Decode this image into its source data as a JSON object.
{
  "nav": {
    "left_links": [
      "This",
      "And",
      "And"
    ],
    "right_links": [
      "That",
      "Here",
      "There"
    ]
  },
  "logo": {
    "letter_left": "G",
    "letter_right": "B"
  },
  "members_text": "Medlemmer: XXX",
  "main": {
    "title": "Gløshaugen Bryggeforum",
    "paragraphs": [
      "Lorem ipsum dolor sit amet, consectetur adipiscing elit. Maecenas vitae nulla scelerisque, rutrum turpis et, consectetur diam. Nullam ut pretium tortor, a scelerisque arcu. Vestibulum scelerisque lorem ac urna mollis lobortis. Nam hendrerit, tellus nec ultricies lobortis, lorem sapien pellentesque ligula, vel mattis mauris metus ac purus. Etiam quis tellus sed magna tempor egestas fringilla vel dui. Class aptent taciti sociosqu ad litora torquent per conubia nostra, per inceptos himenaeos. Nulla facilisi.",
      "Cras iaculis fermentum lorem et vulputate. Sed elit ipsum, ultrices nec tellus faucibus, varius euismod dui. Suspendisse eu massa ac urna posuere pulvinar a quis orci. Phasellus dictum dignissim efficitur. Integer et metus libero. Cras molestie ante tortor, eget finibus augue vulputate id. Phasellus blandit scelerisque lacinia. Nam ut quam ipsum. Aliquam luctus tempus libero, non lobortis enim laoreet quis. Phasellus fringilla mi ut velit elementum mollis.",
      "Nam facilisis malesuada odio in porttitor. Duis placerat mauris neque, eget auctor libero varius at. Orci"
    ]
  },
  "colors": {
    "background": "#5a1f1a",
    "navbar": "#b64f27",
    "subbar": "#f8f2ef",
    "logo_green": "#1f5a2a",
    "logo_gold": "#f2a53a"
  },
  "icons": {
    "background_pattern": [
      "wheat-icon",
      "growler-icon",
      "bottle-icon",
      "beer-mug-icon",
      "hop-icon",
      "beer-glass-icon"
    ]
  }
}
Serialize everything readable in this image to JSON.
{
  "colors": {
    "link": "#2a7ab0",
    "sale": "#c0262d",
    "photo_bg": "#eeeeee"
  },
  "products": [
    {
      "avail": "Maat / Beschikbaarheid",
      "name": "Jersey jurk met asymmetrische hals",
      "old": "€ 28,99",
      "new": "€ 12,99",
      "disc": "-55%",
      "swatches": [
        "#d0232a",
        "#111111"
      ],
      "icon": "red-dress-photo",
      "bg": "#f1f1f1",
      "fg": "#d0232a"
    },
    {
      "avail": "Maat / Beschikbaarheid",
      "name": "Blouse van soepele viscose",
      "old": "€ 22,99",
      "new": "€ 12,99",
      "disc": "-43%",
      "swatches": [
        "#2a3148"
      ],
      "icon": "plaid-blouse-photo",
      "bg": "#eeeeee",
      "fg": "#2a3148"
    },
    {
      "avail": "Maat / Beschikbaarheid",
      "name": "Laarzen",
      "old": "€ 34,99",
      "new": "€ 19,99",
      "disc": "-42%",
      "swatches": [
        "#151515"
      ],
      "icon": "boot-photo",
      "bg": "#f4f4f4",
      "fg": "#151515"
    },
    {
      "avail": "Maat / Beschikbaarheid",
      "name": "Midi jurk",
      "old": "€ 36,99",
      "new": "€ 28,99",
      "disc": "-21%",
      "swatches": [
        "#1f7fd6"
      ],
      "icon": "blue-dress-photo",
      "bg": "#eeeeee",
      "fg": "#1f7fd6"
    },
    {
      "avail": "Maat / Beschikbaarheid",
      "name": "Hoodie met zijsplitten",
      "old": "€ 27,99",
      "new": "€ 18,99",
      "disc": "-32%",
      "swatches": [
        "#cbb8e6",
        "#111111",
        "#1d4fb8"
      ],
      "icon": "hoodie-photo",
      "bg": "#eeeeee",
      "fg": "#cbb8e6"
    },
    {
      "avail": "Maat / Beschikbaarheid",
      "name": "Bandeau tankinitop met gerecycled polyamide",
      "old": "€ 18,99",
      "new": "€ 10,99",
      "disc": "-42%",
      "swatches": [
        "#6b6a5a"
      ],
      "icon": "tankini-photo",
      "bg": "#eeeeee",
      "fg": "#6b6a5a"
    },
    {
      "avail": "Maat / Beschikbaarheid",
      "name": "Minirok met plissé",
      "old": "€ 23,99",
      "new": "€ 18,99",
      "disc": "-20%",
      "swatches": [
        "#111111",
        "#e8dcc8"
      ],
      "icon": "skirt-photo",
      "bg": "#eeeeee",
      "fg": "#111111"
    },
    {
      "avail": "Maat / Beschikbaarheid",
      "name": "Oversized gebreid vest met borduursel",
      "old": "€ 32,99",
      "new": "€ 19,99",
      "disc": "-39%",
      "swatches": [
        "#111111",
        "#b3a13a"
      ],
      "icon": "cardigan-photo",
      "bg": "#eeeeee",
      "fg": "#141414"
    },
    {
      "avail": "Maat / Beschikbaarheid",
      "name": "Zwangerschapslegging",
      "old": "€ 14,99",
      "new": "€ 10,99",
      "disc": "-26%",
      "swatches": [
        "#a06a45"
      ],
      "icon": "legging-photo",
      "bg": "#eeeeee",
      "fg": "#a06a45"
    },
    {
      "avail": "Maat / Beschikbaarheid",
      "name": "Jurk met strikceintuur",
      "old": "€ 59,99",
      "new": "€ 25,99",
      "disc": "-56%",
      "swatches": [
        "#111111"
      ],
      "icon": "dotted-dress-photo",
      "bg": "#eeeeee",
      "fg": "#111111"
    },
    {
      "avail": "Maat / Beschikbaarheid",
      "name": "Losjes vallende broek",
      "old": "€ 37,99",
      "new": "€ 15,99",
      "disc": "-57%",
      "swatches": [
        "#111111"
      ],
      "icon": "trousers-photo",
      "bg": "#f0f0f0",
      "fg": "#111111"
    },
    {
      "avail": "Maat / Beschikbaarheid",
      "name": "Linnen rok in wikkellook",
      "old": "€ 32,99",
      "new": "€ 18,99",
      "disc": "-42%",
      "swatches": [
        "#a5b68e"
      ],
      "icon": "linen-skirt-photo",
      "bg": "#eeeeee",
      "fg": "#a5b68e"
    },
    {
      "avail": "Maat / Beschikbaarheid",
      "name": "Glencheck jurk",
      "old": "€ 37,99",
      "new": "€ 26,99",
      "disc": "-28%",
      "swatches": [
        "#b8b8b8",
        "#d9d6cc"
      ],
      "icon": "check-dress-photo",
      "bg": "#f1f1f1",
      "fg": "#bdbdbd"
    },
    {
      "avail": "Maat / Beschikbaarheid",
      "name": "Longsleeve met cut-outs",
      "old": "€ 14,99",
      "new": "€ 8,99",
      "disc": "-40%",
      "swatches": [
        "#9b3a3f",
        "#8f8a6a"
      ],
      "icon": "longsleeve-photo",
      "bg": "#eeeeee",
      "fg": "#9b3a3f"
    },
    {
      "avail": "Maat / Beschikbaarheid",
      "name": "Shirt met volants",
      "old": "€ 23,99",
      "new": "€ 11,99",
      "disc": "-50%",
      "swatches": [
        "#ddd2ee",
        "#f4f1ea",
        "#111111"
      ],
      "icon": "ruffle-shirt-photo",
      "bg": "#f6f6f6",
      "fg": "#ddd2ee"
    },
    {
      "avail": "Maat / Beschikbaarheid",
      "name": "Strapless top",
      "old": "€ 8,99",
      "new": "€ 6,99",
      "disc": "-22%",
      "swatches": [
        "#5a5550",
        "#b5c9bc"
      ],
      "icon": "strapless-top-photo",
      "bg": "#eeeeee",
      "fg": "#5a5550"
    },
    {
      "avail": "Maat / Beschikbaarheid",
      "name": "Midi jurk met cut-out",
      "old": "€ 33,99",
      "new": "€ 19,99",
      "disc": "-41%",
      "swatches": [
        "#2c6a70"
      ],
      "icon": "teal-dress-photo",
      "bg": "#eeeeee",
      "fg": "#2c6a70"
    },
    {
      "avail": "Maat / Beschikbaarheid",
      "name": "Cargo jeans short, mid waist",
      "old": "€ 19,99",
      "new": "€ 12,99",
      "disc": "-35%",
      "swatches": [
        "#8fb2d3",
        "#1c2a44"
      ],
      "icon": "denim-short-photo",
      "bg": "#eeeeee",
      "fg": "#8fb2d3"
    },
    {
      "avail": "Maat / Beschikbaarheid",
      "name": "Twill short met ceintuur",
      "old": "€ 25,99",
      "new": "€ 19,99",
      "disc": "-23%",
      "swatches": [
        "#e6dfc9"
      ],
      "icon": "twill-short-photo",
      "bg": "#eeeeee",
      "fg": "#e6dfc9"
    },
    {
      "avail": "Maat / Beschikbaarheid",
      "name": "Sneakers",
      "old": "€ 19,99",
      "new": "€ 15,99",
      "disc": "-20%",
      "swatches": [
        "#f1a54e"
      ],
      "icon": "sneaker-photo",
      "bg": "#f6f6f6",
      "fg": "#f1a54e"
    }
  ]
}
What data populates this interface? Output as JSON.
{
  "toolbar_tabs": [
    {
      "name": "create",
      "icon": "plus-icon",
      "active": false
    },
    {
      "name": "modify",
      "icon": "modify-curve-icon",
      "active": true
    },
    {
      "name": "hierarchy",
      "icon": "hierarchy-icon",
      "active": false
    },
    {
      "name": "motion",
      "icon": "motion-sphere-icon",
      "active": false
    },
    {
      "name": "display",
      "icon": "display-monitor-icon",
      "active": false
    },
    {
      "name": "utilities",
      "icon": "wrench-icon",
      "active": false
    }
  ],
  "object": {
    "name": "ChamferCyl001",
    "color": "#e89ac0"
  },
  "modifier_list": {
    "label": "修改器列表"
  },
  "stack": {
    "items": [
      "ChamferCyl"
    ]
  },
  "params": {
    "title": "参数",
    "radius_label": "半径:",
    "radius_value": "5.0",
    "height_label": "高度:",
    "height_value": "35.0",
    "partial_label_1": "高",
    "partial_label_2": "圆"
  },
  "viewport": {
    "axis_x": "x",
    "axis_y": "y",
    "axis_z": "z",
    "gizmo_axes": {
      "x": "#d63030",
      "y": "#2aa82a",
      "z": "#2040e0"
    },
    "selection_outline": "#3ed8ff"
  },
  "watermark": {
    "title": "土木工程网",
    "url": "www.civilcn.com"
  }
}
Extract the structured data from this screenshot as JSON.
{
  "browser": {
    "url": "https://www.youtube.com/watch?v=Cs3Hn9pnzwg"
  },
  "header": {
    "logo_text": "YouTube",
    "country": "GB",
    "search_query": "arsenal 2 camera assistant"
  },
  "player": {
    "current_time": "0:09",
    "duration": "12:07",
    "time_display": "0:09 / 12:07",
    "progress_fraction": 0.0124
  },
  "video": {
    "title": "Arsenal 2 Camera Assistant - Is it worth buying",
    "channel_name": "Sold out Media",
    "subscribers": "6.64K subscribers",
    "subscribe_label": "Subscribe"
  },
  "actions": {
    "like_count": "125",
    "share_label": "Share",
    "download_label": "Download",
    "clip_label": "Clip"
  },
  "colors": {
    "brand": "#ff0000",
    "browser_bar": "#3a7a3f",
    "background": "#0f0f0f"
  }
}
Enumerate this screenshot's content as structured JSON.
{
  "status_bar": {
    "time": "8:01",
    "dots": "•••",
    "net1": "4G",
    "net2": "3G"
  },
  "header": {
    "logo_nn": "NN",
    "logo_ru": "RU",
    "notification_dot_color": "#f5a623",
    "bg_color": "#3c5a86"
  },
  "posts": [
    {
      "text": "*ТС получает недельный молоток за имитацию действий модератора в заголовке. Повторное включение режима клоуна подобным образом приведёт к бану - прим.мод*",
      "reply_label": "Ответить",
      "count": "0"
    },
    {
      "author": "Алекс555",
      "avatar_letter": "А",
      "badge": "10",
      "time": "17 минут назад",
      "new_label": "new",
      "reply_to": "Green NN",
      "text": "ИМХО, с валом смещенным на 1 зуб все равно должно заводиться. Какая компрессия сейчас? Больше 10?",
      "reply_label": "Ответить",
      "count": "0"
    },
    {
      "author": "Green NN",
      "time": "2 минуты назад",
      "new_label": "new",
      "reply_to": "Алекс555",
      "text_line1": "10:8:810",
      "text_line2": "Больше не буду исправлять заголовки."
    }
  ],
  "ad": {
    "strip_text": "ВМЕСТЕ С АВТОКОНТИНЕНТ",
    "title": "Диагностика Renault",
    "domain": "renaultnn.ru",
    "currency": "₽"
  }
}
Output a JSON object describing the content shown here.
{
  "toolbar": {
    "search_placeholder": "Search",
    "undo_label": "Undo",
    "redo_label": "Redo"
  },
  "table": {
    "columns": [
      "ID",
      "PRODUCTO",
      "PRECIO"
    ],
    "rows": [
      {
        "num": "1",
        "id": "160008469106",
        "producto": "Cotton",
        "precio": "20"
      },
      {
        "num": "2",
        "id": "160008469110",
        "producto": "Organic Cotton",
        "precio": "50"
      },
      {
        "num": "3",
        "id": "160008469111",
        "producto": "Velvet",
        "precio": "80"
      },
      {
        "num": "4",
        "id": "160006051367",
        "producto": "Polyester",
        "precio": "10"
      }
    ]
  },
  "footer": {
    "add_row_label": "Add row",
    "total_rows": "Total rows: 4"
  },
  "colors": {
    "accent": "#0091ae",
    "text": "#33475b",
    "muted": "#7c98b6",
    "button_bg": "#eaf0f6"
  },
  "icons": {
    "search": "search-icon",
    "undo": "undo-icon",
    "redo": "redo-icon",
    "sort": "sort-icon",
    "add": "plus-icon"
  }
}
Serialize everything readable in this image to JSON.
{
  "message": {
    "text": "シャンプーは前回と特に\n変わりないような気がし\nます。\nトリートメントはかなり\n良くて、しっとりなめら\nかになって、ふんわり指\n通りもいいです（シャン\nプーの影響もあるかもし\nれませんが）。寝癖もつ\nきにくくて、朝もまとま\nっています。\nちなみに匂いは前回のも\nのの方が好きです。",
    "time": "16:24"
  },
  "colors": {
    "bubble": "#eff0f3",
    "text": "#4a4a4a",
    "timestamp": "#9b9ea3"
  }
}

▬▬▬

▶ _SHORT PROBLEM_
Identify how many lines in the entries above include the string "object", then state that number alone.

▶ _ANSWER FOR THE TASK_
3